Entries taken from a collection
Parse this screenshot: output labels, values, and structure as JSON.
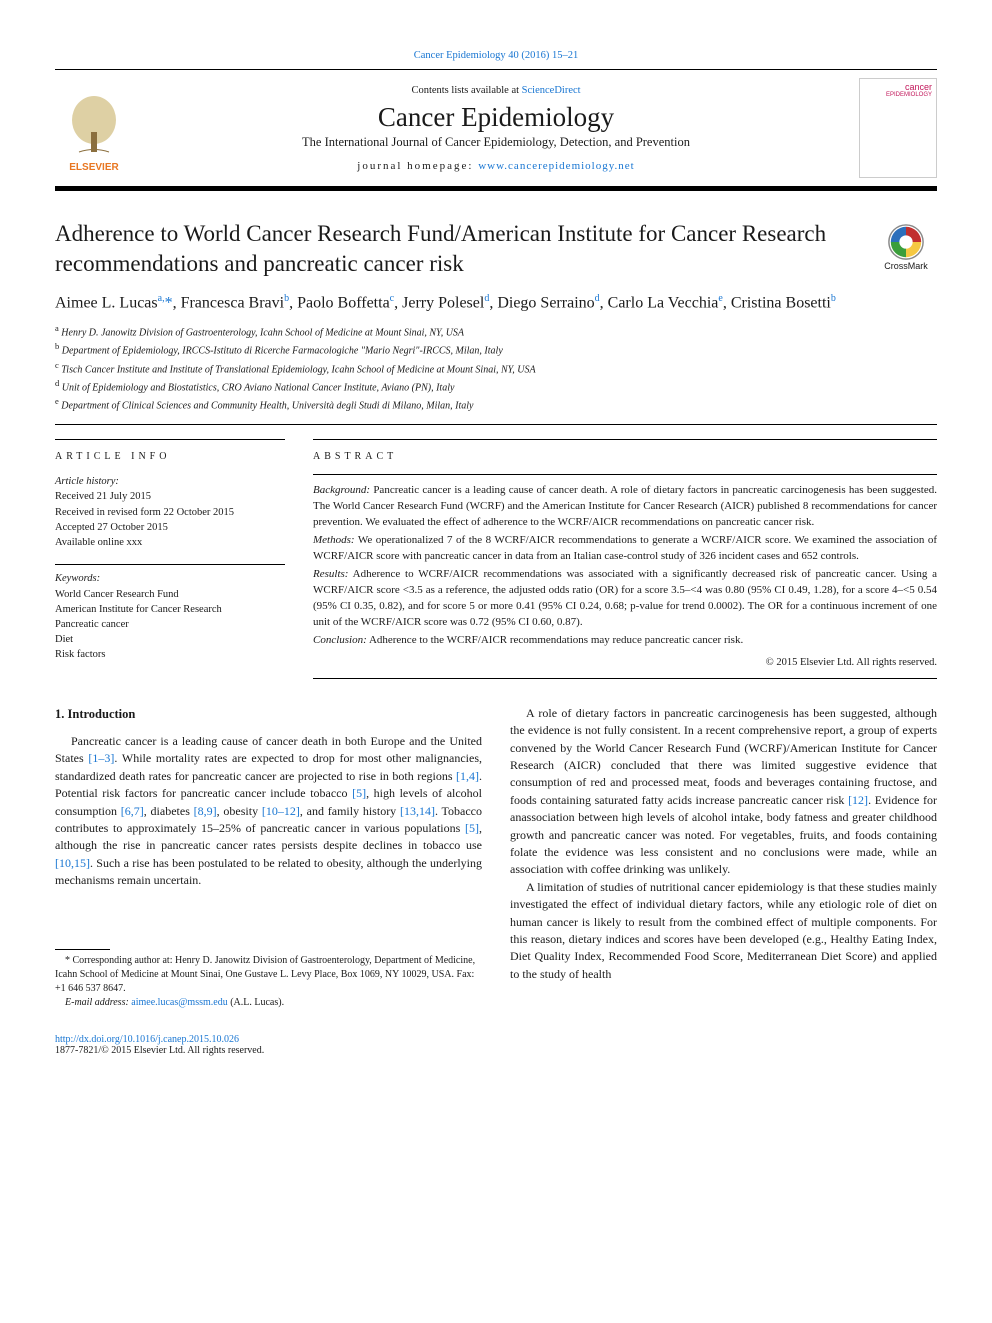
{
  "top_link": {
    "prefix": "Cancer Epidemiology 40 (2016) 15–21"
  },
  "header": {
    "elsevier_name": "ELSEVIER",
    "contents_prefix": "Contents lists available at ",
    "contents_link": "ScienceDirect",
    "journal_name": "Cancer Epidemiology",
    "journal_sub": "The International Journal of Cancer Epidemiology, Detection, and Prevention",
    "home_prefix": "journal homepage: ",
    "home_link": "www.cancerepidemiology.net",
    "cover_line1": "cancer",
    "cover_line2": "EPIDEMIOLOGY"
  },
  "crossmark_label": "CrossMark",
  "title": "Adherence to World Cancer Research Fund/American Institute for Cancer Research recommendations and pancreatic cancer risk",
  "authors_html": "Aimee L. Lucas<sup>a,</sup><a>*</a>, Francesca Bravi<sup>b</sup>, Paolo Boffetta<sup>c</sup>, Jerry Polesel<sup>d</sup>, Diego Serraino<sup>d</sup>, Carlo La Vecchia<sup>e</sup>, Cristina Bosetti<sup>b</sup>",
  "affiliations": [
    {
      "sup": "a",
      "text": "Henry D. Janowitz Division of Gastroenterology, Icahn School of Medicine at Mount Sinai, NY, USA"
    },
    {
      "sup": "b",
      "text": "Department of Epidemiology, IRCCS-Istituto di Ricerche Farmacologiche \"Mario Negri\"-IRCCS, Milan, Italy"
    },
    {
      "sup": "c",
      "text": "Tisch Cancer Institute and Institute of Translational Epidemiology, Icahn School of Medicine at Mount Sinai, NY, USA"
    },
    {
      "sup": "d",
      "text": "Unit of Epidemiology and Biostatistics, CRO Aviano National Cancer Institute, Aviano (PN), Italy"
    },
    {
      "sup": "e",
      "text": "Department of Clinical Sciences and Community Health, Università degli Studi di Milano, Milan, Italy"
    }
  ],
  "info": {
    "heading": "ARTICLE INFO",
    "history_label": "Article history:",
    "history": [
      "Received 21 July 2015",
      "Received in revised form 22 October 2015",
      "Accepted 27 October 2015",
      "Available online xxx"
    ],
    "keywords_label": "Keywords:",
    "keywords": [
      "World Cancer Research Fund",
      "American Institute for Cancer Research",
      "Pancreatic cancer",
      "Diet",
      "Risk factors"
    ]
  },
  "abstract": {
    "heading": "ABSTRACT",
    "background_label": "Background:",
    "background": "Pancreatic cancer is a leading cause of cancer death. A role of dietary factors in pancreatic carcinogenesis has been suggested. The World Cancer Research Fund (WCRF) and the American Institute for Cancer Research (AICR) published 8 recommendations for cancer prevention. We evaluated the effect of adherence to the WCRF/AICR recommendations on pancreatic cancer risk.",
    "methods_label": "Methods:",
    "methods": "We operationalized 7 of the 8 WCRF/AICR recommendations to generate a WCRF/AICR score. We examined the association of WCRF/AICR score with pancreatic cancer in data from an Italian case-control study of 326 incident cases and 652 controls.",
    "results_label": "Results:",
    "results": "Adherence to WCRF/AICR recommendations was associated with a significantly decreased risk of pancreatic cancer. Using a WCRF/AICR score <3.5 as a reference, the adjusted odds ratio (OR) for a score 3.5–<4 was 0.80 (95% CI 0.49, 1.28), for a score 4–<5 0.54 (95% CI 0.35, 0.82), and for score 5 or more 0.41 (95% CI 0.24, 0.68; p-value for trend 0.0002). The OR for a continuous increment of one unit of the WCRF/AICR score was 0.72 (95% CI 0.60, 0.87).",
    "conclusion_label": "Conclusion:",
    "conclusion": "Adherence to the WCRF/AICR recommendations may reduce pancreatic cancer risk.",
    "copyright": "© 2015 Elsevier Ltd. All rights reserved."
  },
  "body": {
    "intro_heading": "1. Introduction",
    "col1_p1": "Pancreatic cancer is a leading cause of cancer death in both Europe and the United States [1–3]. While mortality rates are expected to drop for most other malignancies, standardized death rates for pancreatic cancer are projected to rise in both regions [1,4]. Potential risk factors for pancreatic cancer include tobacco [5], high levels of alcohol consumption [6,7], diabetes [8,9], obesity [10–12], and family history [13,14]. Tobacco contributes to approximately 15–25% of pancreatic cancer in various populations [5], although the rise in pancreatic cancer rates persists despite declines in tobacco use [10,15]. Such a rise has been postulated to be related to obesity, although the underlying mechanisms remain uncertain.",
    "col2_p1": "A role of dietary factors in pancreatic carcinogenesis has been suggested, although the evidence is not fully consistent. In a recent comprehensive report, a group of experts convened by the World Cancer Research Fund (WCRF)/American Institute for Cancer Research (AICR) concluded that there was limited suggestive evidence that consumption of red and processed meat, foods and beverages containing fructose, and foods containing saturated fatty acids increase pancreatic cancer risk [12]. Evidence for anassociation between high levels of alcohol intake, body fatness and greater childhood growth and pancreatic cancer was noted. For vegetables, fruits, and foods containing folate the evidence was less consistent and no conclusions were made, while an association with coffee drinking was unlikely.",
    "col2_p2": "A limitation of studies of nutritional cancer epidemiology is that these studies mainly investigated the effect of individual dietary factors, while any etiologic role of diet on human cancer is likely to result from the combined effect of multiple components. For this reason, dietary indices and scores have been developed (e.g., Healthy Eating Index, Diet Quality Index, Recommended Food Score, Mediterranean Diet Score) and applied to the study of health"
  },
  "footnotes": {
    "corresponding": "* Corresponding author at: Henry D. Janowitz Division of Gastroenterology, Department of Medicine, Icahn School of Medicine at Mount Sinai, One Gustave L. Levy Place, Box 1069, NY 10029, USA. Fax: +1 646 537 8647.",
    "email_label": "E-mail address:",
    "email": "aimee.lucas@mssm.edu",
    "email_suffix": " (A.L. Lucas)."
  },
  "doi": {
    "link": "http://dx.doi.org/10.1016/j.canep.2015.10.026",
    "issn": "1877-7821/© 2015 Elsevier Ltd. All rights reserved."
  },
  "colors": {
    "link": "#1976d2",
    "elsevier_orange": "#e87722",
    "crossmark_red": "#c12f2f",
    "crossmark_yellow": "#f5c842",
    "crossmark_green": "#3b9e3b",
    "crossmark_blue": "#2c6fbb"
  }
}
---
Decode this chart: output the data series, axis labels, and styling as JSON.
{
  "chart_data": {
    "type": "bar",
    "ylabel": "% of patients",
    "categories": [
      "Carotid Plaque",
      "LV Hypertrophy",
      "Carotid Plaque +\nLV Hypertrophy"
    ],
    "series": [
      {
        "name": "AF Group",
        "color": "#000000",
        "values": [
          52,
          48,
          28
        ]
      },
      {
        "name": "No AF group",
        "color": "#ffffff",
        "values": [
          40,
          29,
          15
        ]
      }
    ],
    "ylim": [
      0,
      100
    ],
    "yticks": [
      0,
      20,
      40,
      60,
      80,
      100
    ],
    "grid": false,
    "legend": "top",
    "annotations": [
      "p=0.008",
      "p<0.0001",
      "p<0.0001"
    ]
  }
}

Required action →
Gather all lines of the records that include the word "rights".

Solution to the problem →
    "copyright": "© 2015 Elsevier Ltd. All rights reserved."
    "issn": "1877-7821/© 2015 Elsevier Ltd. All rights reserved."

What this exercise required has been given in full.